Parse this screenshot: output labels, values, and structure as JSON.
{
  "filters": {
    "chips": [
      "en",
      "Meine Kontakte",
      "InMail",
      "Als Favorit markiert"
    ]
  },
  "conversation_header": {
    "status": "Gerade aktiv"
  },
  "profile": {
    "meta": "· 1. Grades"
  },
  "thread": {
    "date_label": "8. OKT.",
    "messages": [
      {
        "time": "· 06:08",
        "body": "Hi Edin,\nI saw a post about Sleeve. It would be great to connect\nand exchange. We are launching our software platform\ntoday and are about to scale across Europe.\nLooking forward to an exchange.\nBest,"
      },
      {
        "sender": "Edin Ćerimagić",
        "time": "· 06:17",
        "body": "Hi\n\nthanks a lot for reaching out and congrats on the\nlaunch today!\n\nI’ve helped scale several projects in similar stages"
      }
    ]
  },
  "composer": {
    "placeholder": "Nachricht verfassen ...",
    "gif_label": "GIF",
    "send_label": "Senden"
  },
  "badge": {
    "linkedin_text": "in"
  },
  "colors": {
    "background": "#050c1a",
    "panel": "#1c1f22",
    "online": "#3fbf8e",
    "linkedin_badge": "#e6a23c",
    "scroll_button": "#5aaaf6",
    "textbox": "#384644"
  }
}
..........
Look above for every line with the word "body" and copy it.

        "body": "Hi Edin,\nI saw a post about Sleeve. It would be great to connect\nand exchange. We are launching our software platform\ntoday and are about to scale across Europe.\nLooking forward to an exchange.\nBest,"
        "body": "Hi\n\nthanks a lot for reaching out and congrats on the\nlaunch today!\n\nI’ve helped scale several projects in similar stages"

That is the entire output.